### To be done
Count every line that holds the string "word", and report the number alone.

Saved entries

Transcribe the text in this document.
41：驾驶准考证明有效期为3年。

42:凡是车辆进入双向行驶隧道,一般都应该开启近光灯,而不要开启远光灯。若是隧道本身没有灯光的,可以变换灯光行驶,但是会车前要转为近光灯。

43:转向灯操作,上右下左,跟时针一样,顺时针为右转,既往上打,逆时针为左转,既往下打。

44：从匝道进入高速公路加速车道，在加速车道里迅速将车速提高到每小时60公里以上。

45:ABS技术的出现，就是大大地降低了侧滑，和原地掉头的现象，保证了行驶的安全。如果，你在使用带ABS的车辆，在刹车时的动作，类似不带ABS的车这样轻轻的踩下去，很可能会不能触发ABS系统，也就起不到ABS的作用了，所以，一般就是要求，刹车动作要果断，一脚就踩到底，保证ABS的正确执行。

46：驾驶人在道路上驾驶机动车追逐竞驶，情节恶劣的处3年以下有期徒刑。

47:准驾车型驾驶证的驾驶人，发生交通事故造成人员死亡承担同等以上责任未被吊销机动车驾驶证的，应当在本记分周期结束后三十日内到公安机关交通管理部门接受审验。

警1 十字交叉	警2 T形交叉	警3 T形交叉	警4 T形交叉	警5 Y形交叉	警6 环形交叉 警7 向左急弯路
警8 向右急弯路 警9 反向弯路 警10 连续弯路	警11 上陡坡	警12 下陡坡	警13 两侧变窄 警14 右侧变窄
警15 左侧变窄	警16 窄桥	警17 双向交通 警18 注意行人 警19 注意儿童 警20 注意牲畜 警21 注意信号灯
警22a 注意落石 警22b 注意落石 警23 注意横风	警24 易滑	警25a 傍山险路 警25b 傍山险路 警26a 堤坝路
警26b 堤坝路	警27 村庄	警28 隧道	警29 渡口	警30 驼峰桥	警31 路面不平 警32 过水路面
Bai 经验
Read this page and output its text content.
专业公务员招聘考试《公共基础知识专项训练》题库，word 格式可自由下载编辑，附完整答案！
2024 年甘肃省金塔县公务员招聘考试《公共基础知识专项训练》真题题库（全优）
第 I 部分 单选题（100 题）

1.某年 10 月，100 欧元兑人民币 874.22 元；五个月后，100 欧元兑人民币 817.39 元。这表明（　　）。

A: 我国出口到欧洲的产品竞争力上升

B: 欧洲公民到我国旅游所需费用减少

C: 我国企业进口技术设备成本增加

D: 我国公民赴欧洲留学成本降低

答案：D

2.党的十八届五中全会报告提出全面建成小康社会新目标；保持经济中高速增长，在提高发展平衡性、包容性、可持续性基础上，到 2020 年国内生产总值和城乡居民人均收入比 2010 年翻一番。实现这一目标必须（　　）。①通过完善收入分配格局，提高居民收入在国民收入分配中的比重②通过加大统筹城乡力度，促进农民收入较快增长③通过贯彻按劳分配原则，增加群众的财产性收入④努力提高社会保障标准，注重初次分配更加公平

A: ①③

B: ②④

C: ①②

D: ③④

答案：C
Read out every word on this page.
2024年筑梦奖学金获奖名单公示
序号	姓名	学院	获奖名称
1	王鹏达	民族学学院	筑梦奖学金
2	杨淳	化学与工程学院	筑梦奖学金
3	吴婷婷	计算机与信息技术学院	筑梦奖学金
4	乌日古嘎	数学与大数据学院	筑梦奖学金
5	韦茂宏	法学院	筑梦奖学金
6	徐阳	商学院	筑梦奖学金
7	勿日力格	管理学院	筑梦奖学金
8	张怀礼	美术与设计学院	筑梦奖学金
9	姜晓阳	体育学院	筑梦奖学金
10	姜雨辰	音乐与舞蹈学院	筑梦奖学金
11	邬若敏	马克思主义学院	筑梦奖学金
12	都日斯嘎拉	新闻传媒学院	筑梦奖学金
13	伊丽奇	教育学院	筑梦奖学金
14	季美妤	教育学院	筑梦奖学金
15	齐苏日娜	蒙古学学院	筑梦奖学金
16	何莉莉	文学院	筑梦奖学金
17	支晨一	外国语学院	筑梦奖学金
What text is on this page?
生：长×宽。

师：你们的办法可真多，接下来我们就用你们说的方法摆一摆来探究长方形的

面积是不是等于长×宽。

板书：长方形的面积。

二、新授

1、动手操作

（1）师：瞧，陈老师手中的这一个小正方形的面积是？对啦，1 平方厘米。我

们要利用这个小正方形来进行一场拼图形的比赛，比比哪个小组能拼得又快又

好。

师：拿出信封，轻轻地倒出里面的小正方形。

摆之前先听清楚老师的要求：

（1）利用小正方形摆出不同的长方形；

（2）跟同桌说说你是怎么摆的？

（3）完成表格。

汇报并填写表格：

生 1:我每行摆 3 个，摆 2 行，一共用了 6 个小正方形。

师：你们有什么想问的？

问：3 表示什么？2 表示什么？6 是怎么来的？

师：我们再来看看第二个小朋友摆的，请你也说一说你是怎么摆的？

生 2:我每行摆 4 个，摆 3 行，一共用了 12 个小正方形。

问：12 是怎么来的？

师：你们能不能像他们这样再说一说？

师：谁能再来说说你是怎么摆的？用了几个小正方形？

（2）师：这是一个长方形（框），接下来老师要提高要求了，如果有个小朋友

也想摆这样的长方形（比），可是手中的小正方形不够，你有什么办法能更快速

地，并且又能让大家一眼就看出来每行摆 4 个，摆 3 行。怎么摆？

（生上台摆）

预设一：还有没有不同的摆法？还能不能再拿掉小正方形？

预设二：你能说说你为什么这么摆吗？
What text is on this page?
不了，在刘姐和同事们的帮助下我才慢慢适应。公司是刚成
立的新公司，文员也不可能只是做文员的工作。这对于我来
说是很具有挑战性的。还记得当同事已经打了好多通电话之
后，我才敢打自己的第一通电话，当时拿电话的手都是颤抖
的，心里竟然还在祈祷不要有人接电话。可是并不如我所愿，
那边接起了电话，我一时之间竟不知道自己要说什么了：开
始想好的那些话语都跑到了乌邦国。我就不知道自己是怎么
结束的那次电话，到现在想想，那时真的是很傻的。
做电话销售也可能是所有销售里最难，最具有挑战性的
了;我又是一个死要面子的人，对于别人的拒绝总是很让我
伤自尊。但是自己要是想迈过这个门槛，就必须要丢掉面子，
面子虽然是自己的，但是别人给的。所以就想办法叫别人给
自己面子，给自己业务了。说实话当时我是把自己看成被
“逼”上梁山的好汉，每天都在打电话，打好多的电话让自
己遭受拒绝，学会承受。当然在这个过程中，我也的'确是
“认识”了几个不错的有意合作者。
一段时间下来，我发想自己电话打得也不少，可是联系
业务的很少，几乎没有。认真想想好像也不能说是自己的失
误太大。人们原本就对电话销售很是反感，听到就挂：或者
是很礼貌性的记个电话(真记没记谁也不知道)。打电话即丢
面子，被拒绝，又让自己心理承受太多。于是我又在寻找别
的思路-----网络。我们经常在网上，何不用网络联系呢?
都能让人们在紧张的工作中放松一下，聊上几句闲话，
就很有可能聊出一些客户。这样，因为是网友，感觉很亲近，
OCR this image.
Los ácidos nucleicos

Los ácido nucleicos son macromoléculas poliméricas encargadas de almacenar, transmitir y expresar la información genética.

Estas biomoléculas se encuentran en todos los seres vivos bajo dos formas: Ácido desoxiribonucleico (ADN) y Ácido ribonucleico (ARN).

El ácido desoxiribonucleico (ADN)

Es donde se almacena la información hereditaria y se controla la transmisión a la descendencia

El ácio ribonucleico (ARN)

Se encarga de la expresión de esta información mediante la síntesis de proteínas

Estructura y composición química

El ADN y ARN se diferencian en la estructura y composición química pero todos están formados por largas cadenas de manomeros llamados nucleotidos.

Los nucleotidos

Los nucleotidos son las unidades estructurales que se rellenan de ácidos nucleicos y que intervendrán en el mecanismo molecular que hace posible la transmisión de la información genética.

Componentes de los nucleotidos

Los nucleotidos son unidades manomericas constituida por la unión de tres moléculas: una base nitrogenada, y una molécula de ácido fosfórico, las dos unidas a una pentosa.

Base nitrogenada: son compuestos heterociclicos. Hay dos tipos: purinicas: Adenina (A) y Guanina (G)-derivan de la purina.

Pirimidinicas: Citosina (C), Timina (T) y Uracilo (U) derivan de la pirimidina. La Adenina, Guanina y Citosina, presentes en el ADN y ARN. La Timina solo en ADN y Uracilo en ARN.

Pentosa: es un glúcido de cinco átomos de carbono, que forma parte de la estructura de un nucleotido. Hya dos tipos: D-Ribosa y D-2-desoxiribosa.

### Reply
2